• **WHAT THE TASK REQUIRES**: Can you write out every line of the items below again, substituting "clickable" for "interactable" and leaving everything else unchanged? Leave the pictures out of your answer.

Boxed element entries:
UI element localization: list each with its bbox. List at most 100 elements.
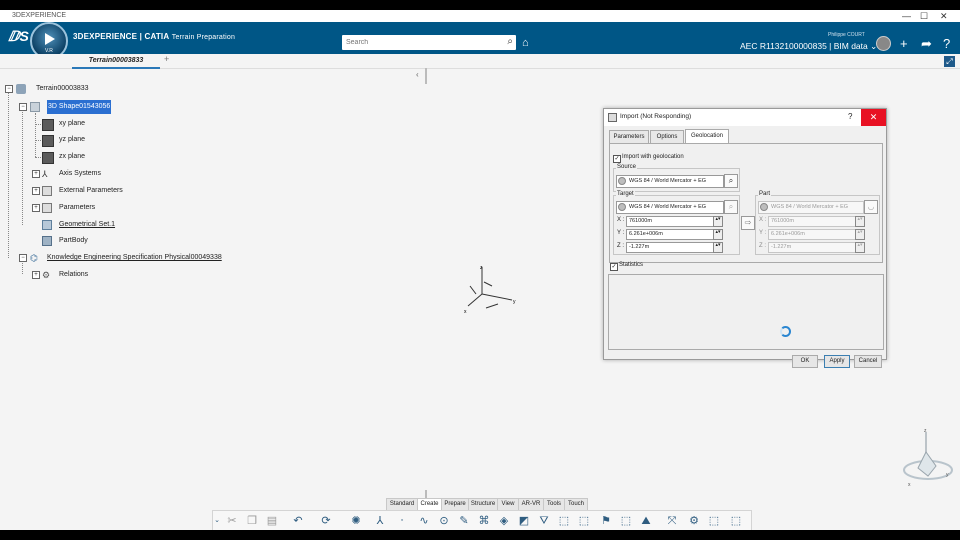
part-z-label: Z : [759,243,766,249]
help-icon[interactable]: ? [943,36,950,51]
toolbar-dropdown-icon[interactable]: ⌄ [213,514,221,528]
part-y-field[interactable]: 6.261e+006m [768,229,856,240]
apply-button[interactable]: Apply [824,355,850,368]
target-crs-select[interactable]: WGS 84 / World Mercator + EG [616,201,724,214]
surface-icon[interactable]: ⌘ [477,514,491,528]
undo-icon[interactable]: ↶ [291,514,305,528]
ok-button[interactable]: OK [792,355,818,368]
add-tab-button[interactable]: + [164,54,169,64]
window-title: 3DEXPERIENCE [12,12,67,19]
partbody-icon [42,236,52,246]
axis-icon[interactable]: ⅄ [373,514,387,528]
maximize-button[interactable]: ☐ [920,10,928,22]
part-z-field[interactable]: -1.227m [768,242,856,253]
dialog-close-button[interactable]: ✕ [861,109,886,126]
mesh-icon[interactable]: ⬚ [577,514,591,528]
fill-icon[interactable]: ⬚ [557,514,571,528]
axis-z-label: z [480,265,483,271]
svg-text:x: x [908,482,911,488]
globe-icon [618,203,626,211]
part-x-stepper[interactable]: ▴▾ [855,216,865,227]
shell-icon[interactable]: ◩ [517,514,531,528]
expand-toggle-external-parameters[interactable]: + [32,187,40,195]
part-crs-select[interactable]: WGS 84 / World Mercator + EG [758,201,864,214]
source-crs-select[interactable]: WGS 84 / World Mercator + EG [616,175,724,188]
window-titlebar: 3DEXPERIENCE — ☐ ✕ [0,10,960,22]
target-x-stepper[interactable]: ▴▾ [713,216,723,227]
tab-parameters[interactable]: Parameters [609,130,649,143]
dialog-help-button[interactable]: ? [848,112,852,121]
dialog-title: Import (Not Responding) [620,113,692,120]
search-box[interactable]: ⌕ [342,35,516,50]
part-z-stepper[interactable]: ▴▾ [855,242,865,253]
target-z-label: Z : [617,243,624,249]
expand-toggle-shape[interactable]: − [19,103,27,111]
flag-icon[interactable]: ⚑ [599,514,613,528]
filter-icon[interactable]: ⛛ [537,514,551,528]
target-search-button[interactable]: ⌕ [724,200,738,214]
project-selector[interactable]: AEC R1132100000835 | BIM data ⌄ [740,41,877,52]
panel-divider[interactable] [425,68,427,84]
close-window-button[interactable]: ✕ [940,10,948,22]
copy-icon[interactable]: ❐ [245,514,259,528]
part-y-stepper[interactable]: ▴▾ [855,229,865,240]
part-x-field[interactable]: 761000m [768,216,856,227]
tag-icon[interactable]: ⌂ [522,37,529,49]
expand-toggle-root[interactable]: − [5,85,13,93]
geometrical-set-icon [42,220,52,230]
target-y-field[interactable]: 6.261e+006m [626,229,714,240]
cancel-button[interactable]: Cancel [854,355,882,368]
snap-icon[interactable]: ✺ [349,514,363,528]
import-geolocation-checkbox[interactable]: ✓ [613,155,621,163]
gear-icon[interactable]: ⚙ [687,514,701,528]
avatar[interactable] [876,36,891,51]
circle-icon[interactable]: ⊙ [437,514,451,528]
terrain-icon[interactable]: ⛰ [639,514,653,528]
paste-icon[interactable]: ▤ [265,514,279,528]
update-icon[interactable]: ⟳ [319,514,333,528]
axis-system-icon: ⅄ [42,169,48,179]
target-z-field[interactable]: -1.227m [626,242,714,253]
cut-icon[interactable]: ✂ [225,514,239,528]
target-x-field[interactable]: 761000m [626,216,714,227]
points-icon[interactable]: ⬚ [619,514,633,528]
statistics-area [608,274,884,350]
spline-icon[interactable]: ∿ [417,514,431,528]
tab-terrain[interactable]: Terrain00003833 [72,54,160,69]
part-pick-button[interactable]: ◡ [864,200,878,214]
share-icon[interactable]: ➦ [921,36,932,52]
point-icon[interactable]: ▫ [395,514,409,528]
scale-icon[interactable]: ⤧ [665,514,679,528]
pad-icon[interactable]: ◈ [497,514,511,528]
expand-toggle-axis-systems[interactable]: + [32,170,40,178]
source-group: Source WGS 84 / World Mercator + EG ⌕ [613,164,740,192]
minimize-button[interactable]: — [902,10,911,22]
axis-y-label: y [513,299,516,305]
statistics-checkbox[interactable]: ✓ [610,263,618,271]
user-name: Philippe COURT [828,32,865,38]
dialog-titlebar: Import (Not Responding) ? [604,109,886,126]
source-search-button[interactable]: ⌕ [724,174,738,188]
part-x-label: X : [759,217,767,223]
target-y-stepper[interactable]: ▴▾ [713,229,723,240]
grid-icon[interactable]: ⬚ [707,514,721,528]
search-input[interactable] [346,36,496,48]
expand-toggle-kes[interactable]: − [19,254,27,262]
copy-to-part-arrow-icon[interactable]: ⇨ [741,216,755,230]
sketch-icon[interactable]: ✎ [457,514,471,528]
3d-compass[interactable]: z x y [898,426,956,496]
pattern-icon[interactable]: ⬚ [729,514,743,528]
tab-geolocation[interactable]: Geolocation [685,129,729,143]
target-z-stepper[interactable]: ▴▾ [713,242,723,253]
expand-toggle-parameters[interactable]: + [32,204,40,212]
top-bar: ⅅS V.R 3DEXPERIENCE | CATIA Terrain Prep… [0,22,960,60]
tab-options[interactable]: Options [650,130,684,143]
collapse-panel-icon[interactable]: ‹ [416,70,419,79]
axis-triad: z y x [464,265,516,315]
geolocation-panel: ✓ Import with geolocation Source WGS 84 … [609,143,883,263]
search-icon[interactable]: ⌕ [507,36,513,47]
expand-toggle-relations[interactable]: + [32,271,40,279]
ds-logo-icon[interactable]: ⅅS [8,28,29,45]
add-icon[interactable]: + [900,36,908,51]
expand-icon[interactable]: ⤢ [944,56,955,67]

• **RESPONSE TO THIS EXERCISE**:
UI element localization: list each with its bbox. List at most 100 elements.
part-z-label: Z : [759,243,766,249]
help-icon[clickable]: ? [943,36,950,51]
toolbar-dropdown-icon[clickable]: ⌄ [213,514,221,528]
part-y-field[clickable]: 6.261e+006m [768,229,856,240]
apply-button[clickable]: Apply [824,355,850,368]
target-crs-select[clickable]: WGS 84 / World Mercator + EG [616,201,724,214]
surface-icon[clickable]: ⌘ [477,514,491,528]
undo-icon[clickable]: ↶ [291,514,305,528]
ok-button[clickable]: OK [792,355,818,368]
add-tab-button[clickable]: + [164,54,169,64]
window-title: 3DEXPERIENCE [12,12,67,19]
partbody-icon [42,236,52,246]
axis-icon[clickable]: ⅄ [373,514,387,528]
maximize-button[clickable]: ☐ [920,10,928,22]
part-z-field[clickable]: -1.227m [768,242,856,253]
dialog-close-button[clickable]: ✕ [861,109,886,126]
mesh-icon[clickable]: ⬚ [577,514,591,528]
fill-icon[clickable]: ⬚ [557,514,571,528]
axis-z-label: z [480,265,483,271]
svg-text:x: x [908,482,911,488]
globe-icon [618,203,626,211]
part-x-stepper[clickable]: ▴▾ [855,216,865,227]
shell-icon[clickable]: ◩ [517,514,531,528]
expand-toggle-external-parameters[clickable]: + [32,187,40,195]
part-crs-select[clickable]: WGS 84 / World Mercator + EG [758,201,864,214]
source-crs-select[clickable]: WGS 84 / World Mercator + EG [616,175,724,188]
window-titlebar: 3DEXPERIENCE — ☐ ✕ [0,10,960,22]
target-x-stepper[clickable]: ▴▾ [713,216,723,227]
tab-parameters[clickable]: Parameters [609,130,649,143]
dialog-help-button[clickable]: ? [848,112,852,121]
dialog-title: Import (Not Responding) [620,113,692,120]
search-box[clickable]: ⌕ [342,35,516,50]
part-z-stepper[clickable]: ▴▾ [855,242,865,253]
target-z-label: Z : [617,243,624,249]
expand-toggle-shape[clickable]: − [19,103,27,111]
flag-icon[clickable]: ⚑ [599,514,613,528]
filter-icon[clickable]: ⛛ [537,514,551,528]
target-search-button[clickable]: ⌕ [724,200,738,214]
project-selector[clickable]: AEC R1132100000835 | BIM data ⌄ [740,41,877,52]
panel-divider[clickable] [425,68,427,84]
close-window-button[clickable]: ✕ [940,10,948,22]
copy-icon[clickable]: ❐ [245,514,259,528]
part-y-stepper[clickable]: ▴▾ [855,229,865,240]
part-x-field[clickable]: 761000m [768,216,856,227]
tag-icon[clickable]: ⌂ [522,37,529,49]
expand-toggle-root[clickable]: − [5,85,13,93]
geometrical-set-icon [42,220,52,230]
target-y-field[clickable]: 6.261e+006m [626,229,714,240]
cancel-button[clickable]: Cancel [854,355,882,368]
snap-icon[clickable]: ✺ [349,514,363,528]
import-geolocation-checkbox[clickable]: ✓ [613,155,621,163]
gear-icon[clickable]: ⚙ [687,514,701,528]
avatar[clickable] [876,36,891,51]
circle-icon[clickable]: ⊙ [437,514,451,528]
terrain-icon[clickable]: ⛰ [639,514,653,528]
paste-icon[clickable]: ▤ [265,514,279,528]
update-icon[clickable]: ⟳ [319,514,333,528]
axis-system-icon: ⅄ [42,169,48,179]
target-z-field[clickable]: -1.227m [626,242,714,253]
cut-icon[clickable]: ✂ [225,514,239,528]
target-x-field[clickable]: 761000m [626,216,714,227]
points-icon[clickable]: ⬚ [619,514,633,528]
statistics-area [608,274,884,350]
spline-icon[clickable]: ∿ [417,514,431,528]
tab-terrain[clickable]: Terrain00003833 [72,54,160,69]
part-pick-button[clickable]: ◡ [864,200,878,214]
share-icon[clickable]: ➦ [921,36,932,52]
point-icon[clickable]: ▫ [395,514,409,528]
scale-icon[clickable]: ⤧ [665,514,679,528]
pad-icon[clickable]: ◈ [497,514,511,528]
expand-toggle-axis-systems[clickable]: + [32,170,40,178]
source-group: Source WGS 84 / World Mercator + EG ⌕ [613,164,740,192]
minimize-button[clickable]: — [902,10,911,22]
axis-y-label: y [513,299,516,305]
statistics-checkbox[clickable]: ✓ [610,263,618,271]
user-name: Philippe COURT [828,32,865,38]
dialog-titlebar: Import (Not Responding) ? [604,109,886,126]
source-search-button[clickable]: ⌕ [724,174,738,188]
part-x-label: X : [759,217,767,223]
target-y-stepper[clickable]: ▴▾ [713,229,723,240]
grid-icon[clickable]: ⬚ [707,514,721,528]
search-input[clickable] [346,36,496,48]
expand-toggle-kes[clickable]: − [19,254,27,262]
copy-to-part-arrow-icon[clickable]: ⇨ [741,216,755,230]
sketch-icon[clickable]: ✎ [457,514,471,528]
3d-compass[clickable]: z x y [898,426,956,496]
pattern-icon[clickable]: ⬚ [729,514,743,528]
tab-geolocation[clickable]: Geolocation [685,129,729,143]
target-z-stepper[clickable]: ▴▾ [713,242,723,253]
expand-toggle-parameters[clickable]: + [32,204,40,212]
top-bar: ⅅS V.R 3DEXPERIENCE | CATIA Terrain Prep… [0,22,960,60]
tab-options[clickable]: Options [650,130,684,143]
collapse-panel-icon[clickable]: ‹ [416,70,419,79]
axis-triad: z y x [464,265,516,315]
geolocation-panel: ✓ Import with geolocation Source WGS 84 … [609,143,883,263]
search-icon[clickable]: ⌕ [507,36,513,47]
expand-toggle-relations[clickable]: + [32,271,40,279]
ds-logo-icon[clickable]: ⅅS [8,28,29,45]
add-icon[clickable]: + [900,36,908,51]
expand-icon[clickable]: ⤢ [944,56,955,67]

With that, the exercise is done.